Goal =>
Give all of the lines again, with nothing added or dropped.

+++ Task data

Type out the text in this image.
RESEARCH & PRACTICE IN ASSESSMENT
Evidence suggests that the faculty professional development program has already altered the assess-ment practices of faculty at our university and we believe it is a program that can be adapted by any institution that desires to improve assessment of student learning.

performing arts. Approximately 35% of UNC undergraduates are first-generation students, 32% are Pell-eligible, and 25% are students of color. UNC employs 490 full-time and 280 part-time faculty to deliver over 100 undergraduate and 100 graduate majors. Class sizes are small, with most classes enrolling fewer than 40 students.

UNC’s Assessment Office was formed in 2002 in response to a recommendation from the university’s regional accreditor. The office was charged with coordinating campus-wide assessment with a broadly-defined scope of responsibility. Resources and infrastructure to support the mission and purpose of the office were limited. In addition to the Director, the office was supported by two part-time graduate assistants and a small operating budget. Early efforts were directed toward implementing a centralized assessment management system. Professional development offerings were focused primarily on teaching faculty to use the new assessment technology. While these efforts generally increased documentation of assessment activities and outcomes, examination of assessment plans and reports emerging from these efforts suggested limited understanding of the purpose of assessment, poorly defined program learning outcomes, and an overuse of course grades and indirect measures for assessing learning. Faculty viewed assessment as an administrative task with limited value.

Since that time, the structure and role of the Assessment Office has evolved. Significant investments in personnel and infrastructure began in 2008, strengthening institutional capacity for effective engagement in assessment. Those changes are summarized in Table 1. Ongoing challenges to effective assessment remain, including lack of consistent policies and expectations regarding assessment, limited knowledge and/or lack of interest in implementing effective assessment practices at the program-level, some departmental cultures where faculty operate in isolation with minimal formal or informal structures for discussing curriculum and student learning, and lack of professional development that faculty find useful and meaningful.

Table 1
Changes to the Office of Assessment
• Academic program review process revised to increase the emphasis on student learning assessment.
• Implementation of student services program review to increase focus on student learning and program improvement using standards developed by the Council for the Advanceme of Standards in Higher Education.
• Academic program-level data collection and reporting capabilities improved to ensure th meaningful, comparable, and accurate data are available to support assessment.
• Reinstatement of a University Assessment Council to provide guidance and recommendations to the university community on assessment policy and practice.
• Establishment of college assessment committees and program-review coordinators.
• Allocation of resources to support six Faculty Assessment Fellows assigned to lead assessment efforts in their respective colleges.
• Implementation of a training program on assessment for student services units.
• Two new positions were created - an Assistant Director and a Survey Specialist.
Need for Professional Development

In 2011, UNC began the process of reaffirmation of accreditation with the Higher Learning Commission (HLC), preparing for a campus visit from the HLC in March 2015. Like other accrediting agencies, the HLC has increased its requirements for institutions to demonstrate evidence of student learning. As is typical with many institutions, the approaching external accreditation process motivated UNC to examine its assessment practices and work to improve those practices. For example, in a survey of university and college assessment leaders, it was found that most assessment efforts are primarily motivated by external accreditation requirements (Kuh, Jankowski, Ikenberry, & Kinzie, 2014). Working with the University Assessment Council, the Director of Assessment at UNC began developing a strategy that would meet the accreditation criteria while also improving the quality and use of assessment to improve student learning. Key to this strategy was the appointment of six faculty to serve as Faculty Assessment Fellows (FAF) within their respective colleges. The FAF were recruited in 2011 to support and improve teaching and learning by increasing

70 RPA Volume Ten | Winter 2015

++++++

Solution to the exercise =>
Type out the text in this image.
RESEARCH & PRACTICE IN ASSESSMENT
Evidence suggests that the faculty professional development program has already altered the assess-ment practices of faculty at our university and we believe it is a program that can be adapted by any institution that desires to improve assessment of student learning.

performing arts. Approximately 35% of UNC undergraduates are first-generation students, 32% are Pell-eligible, and 25% are students of color. UNC employs 490 full-time and 280 part-time faculty to deliver over 100 undergraduate and 100 graduate majors. Class sizes are small, with most classes enrolling fewer than 40 students.

UNC’s Assessment Office was formed in 2002 in response to a recommendation from the university’s regional accreditor. The office was charged with coordinating campus-wide assessment with a broadly-defined scope of responsibility. Resources and infrastructure to support the mission and purpose of the office were limited. In addition to the Director, the office was supported by two part-time graduate assistants and a small operating budget. Early efforts were directed toward implementing a centralized assessment management system. Professional development offerings were focused primarily on teaching faculty to use the new assessment technology. While these efforts generally increased documentation of assessment activities and outcomes, examination of assessment plans and reports emerging from these efforts suggested limited understanding of the purpose of assessment, poorly defined program learning outcomes, and an overuse of course grades and indirect measures for assessing learning. Faculty viewed assessment as an administrative task with limited value.

Since that time, the structure and role of the Assessment Office has evolved. Significant investments in personnel and infrastructure began in 2008, strengthening institutional capacity for effective engagement in assessment. Those changes are summarized in Table 1. Ongoing challenges to effective assessment remain, including lack of consistent policies and expectations regarding assessment, limited knowledge and/or lack of interest in implementing effective assessment practices at the program-level, some departmental cultures where faculty operate in isolation with minimal formal or informal structures for discussing curriculum and student learning, and lack of professional development that faculty find useful and meaningful.

Table 1
Changes to the Office of Assessment
• Academic program review process revised to increase the emphasis on student learning assessment.
• Implementation of student services program review to increase focus on student learning and program improvement using standards developed by the Council for the Advanceme of Standards in Higher Education.
• Academic program-level data collection and reporting capabilities improved to ensure th meaningful, comparable, and accurate data are available to support assessment.
• Reinstatement of a University Assessment Council to provide guidance and recommendations to the university community on assessment policy and practice.
• Establishment of college assessment committees and program-review coordinators.
• Allocation of resources to support six Faculty Assessment Fellows assigned to lead assessment efforts in their respective colleges.
• Implementation of a training program on assessment for student services units.
• Two new positions were created - an Assistant Director and a Survey Specialist.
Need for Professional Development

In 2011, UNC began the process of reaffirmation of accreditation with the Higher Learning Commission (HLC), preparing for a campus visit from the HLC in March 2015. Like other accrediting agencies, the HLC has increased its requirements for institutions to demonstrate evidence of student learning. As is typical with many institutions, the approaching external accreditation process motivated UNC to examine its assessment practices and work to improve those practices. For example, in a survey of university and college assessment leaders, it was found that most assessment efforts are primarily motivated by external accreditation requirements (Kuh, Jankowski, Ikenberry, & Kinzie, 2014). Working with the University Assessment Council, the Director of Assessment at UNC began developing a strategy that would meet the accreditation criteria while also improving the quality and use of assessment to improve student learning. Key to this strategy was the appointment of six faculty to serve as Faculty Assessment Fellows (FAF) within their respective colleges. The FAF were recruited in 2011 to support and improve teaching and learning by increasing

70 RPA Volume Ten | Winter 2015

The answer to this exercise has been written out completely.